----- LISTED ENTRIES

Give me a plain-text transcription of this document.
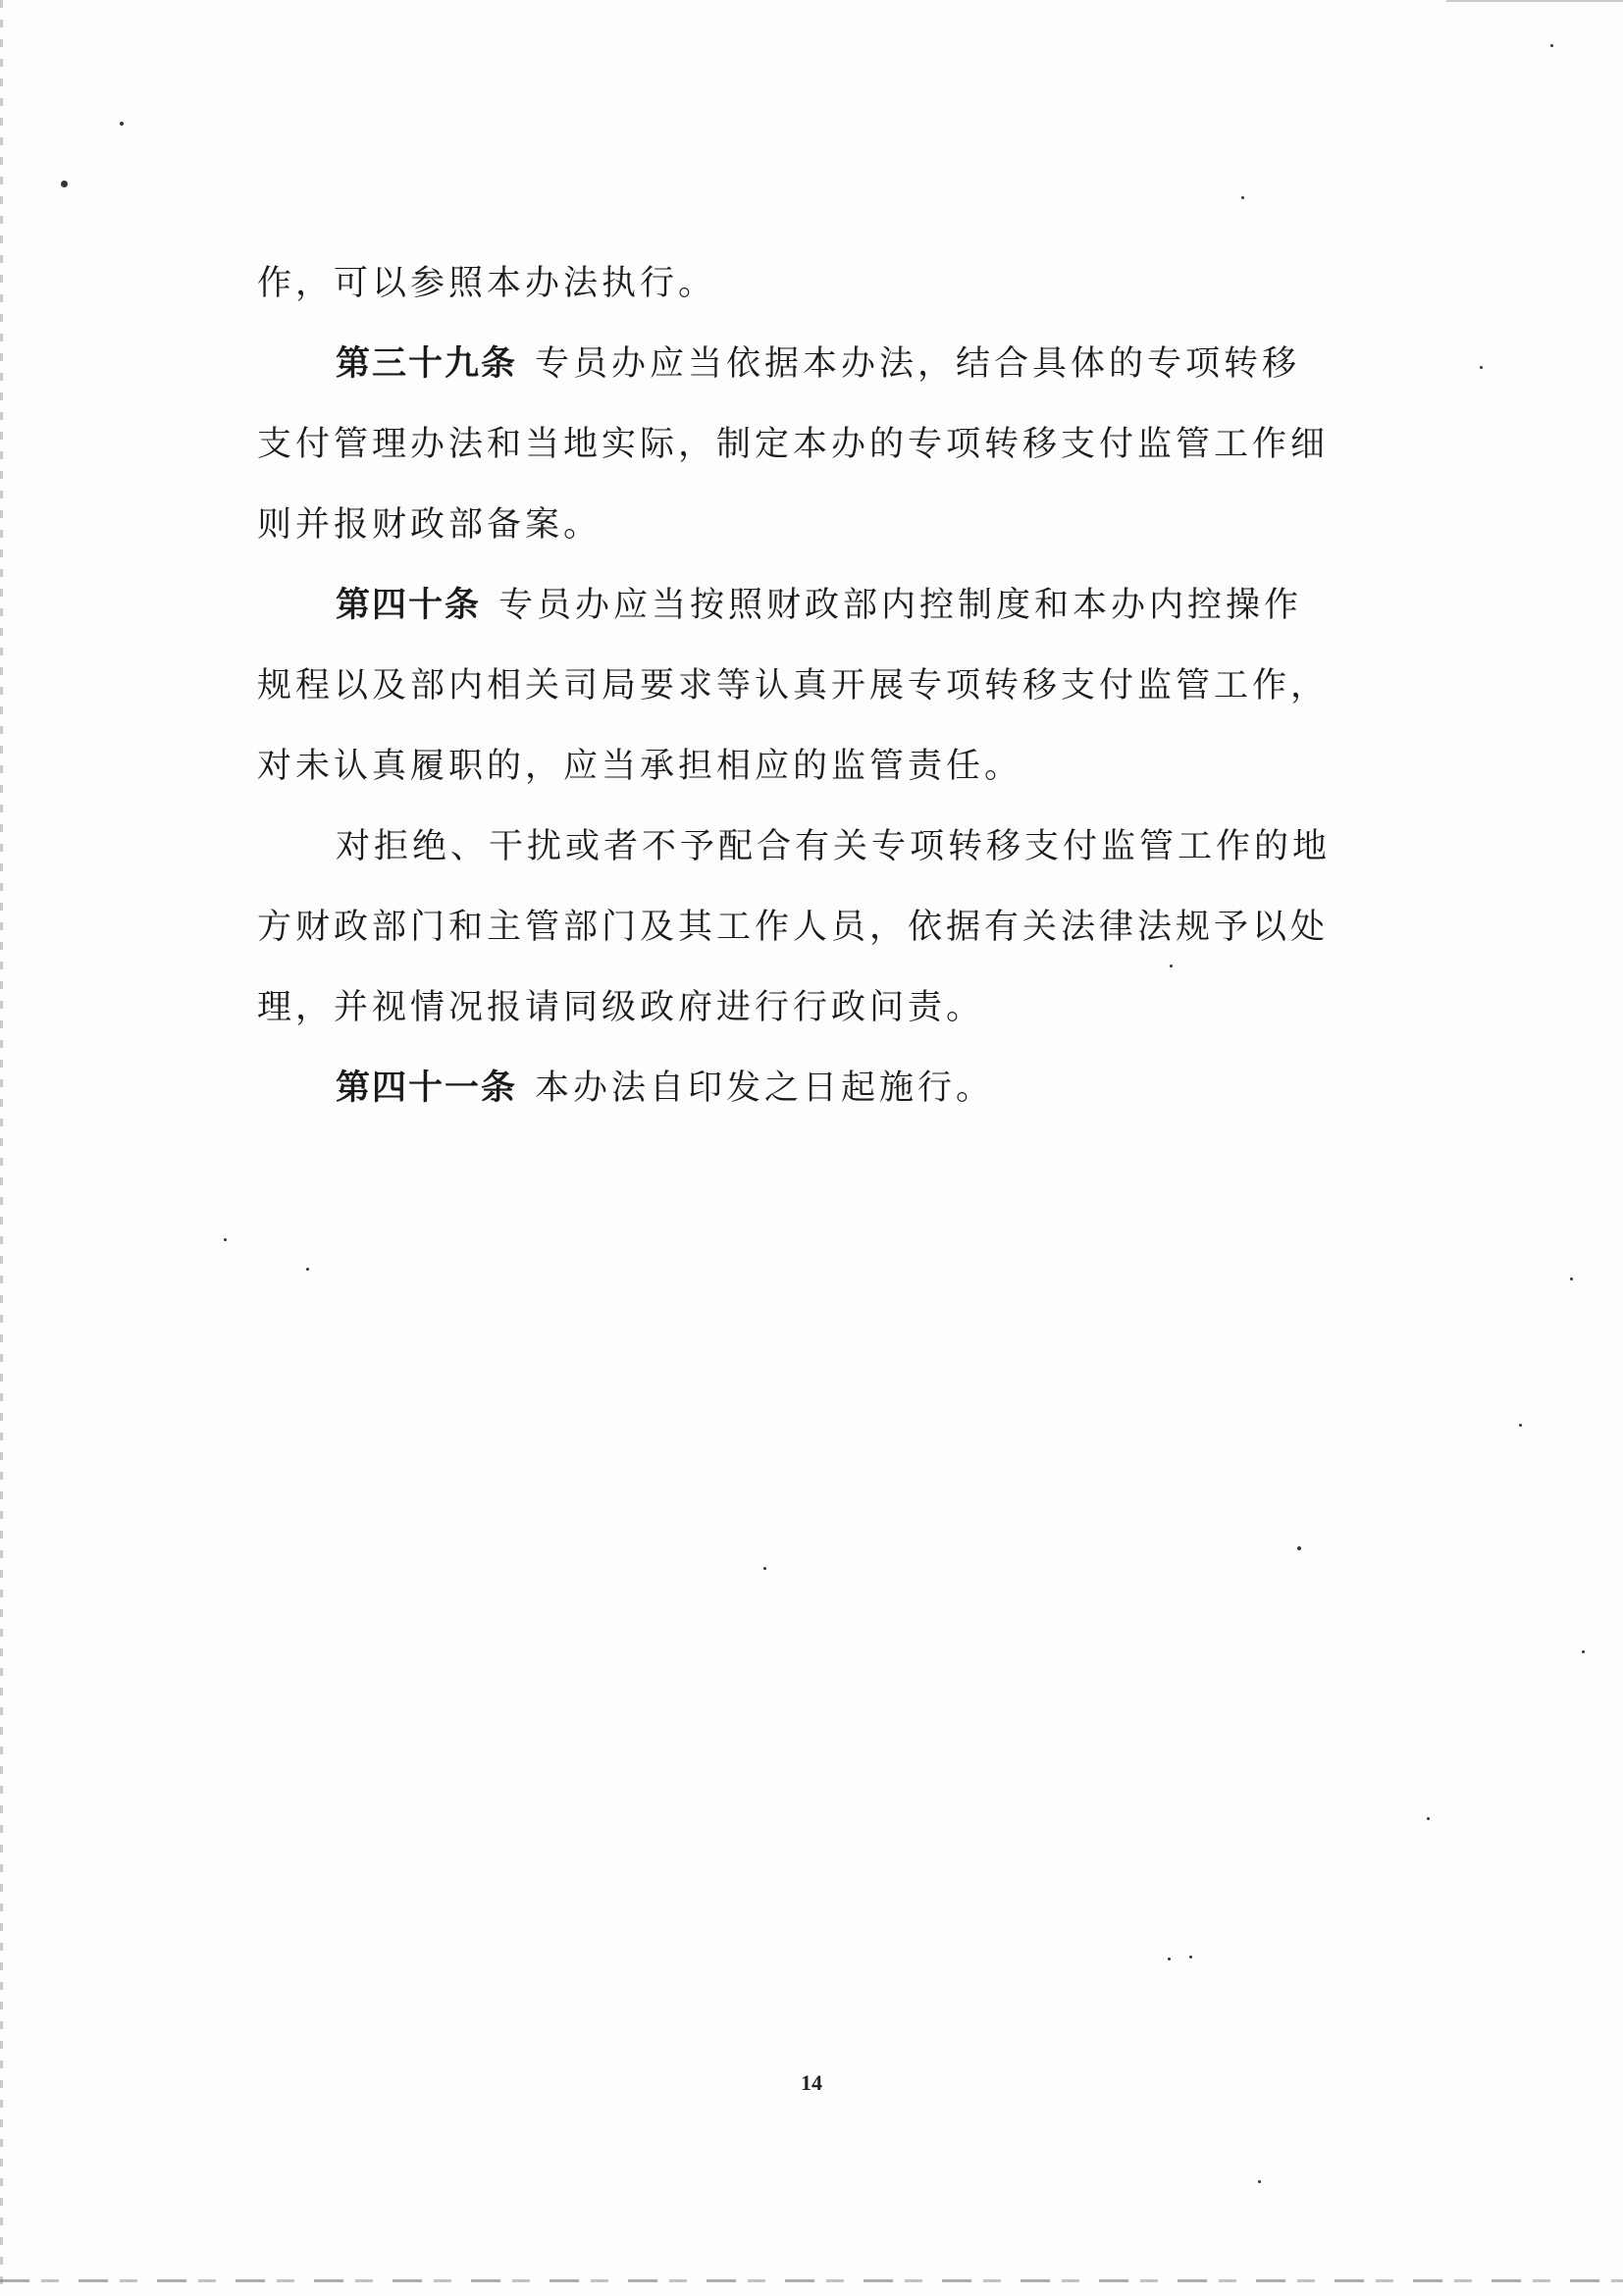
作，可以参照本办法执行。
第三十九条 专员办应当依据本办法，结合具体的专项转移
支付管理办法和当地实际，制定本办的专项转移支付监管工作细
则并报财政部备案。
第四十条 专员办应当按照财政部内控制度和本办内控操作
规程以及部内相关司局要求等认真开展专项转移支付监管工作，
对未认真履职的，应当承担相应的监管责任。
对拒绝、干扰或者不予配合有关专项转移支付监管工作的地
方财政部门和主管部门及其工作人员，依据有关法律法规予以处
理，并视情况报请同级政府进行行政问责。
第四十一条 本办法自印发之日起施行。
14
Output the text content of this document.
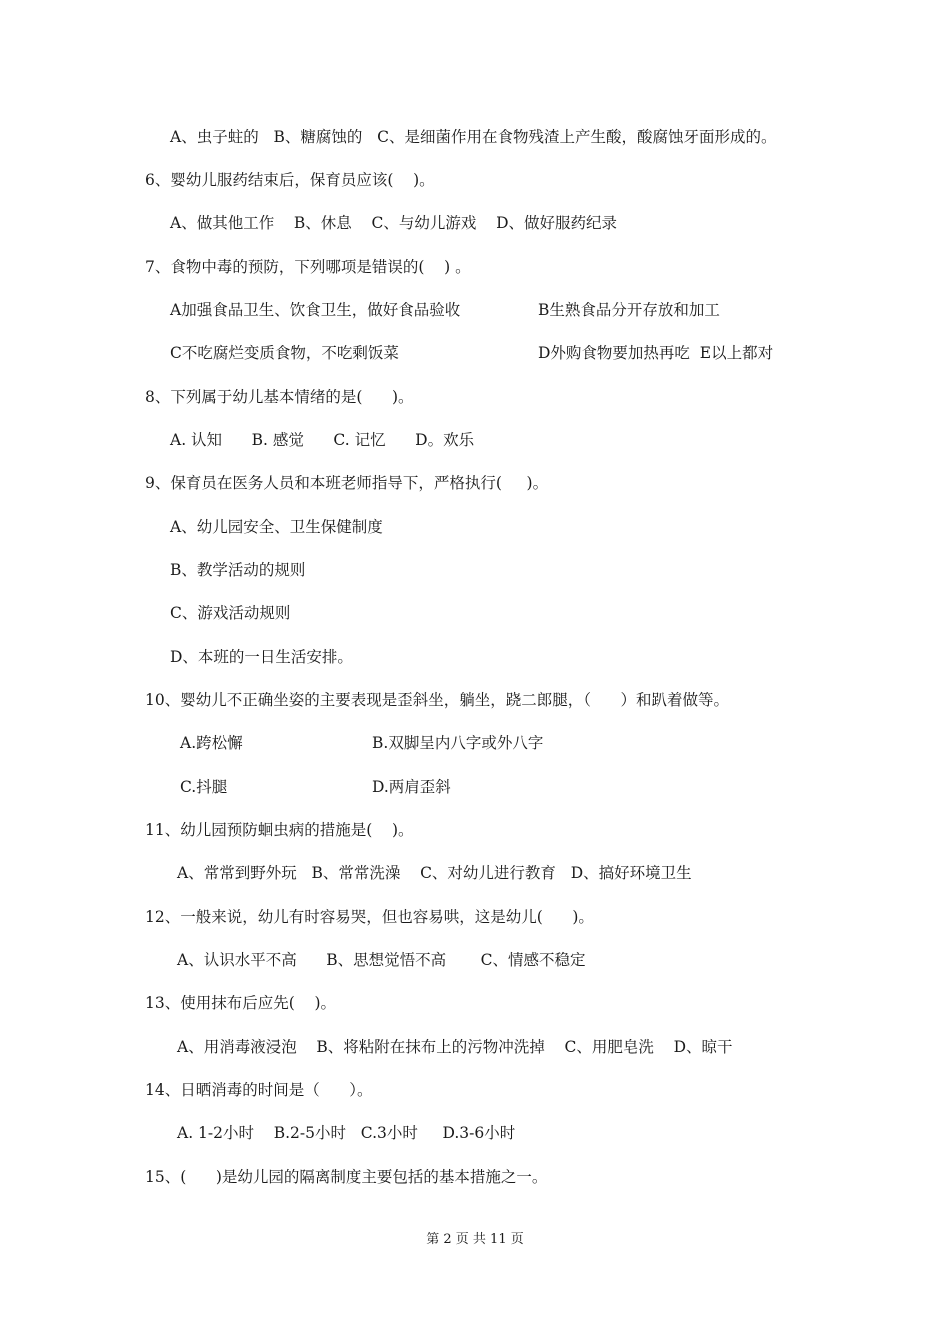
A、虫子蛀的   B、糖腐蚀的   C、是细菌作用在食物残渣上产生酸，酸腐蚀牙面形成的。
6、婴幼儿服药结束后，保育员应该(    )。
A、做其他工作    B、休息    C、与幼儿游戏    D、做好服药纪录
7、食物中毒的预防，下列哪项是错误的(    ) 。
A加强食品卫生、饮食卫生，做好食品验收	B生熟食品分开存放和加工
C不吃腐烂变质食物，不吃剩饭菜	D外购食物要加热再吃  E以上都对
8、下列属于幼儿基本情绪的是(      )。
A. 认知      B. 感觉      C. 记忆      D。欢乐
9、保育员在医务人员和本班老师指导下，严格执行(     )。
A、幼儿园安全、卫生保健制度
B、教学活动的规则
C、游戏活动规则
D、本班的一日生活安排。
10、婴幼儿不正确坐姿的主要表现是歪斜坐，躺坐，跷二郎腿，（      ）和趴着做等。
A.跨松懈	B.双脚呈内八字或外八字
C.抖腿	D.两肩歪斜
11、幼儿园预防蛔虫病的措施是(    )。
A、常常到野外玩   B、常常洗澡    C、对幼儿进行教育   D、搞好环境卫生
12、一般来说，幼儿有时容易哭，但也容易哄，这是幼儿(      )。
A、认识水平不高      B、思想觉悟不高       C、情感不稳定
13、使用抹布后应先(    )。
A、用消毒液浸泡    B、将粘附在抹布上的污物冲洗掉    C、用肥皂洗    D、晾干
14、日晒消毒的时间是（      ）。
A. 1-2小时    B.2-5小时   C.3小时     D.3-6小时
15、(      )是幼儿园的隔离制度主要包括的基本措施之一。
第 2 页 共 11 页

----------

Count how many lines include the string "text". Nothing but the number is needed.

2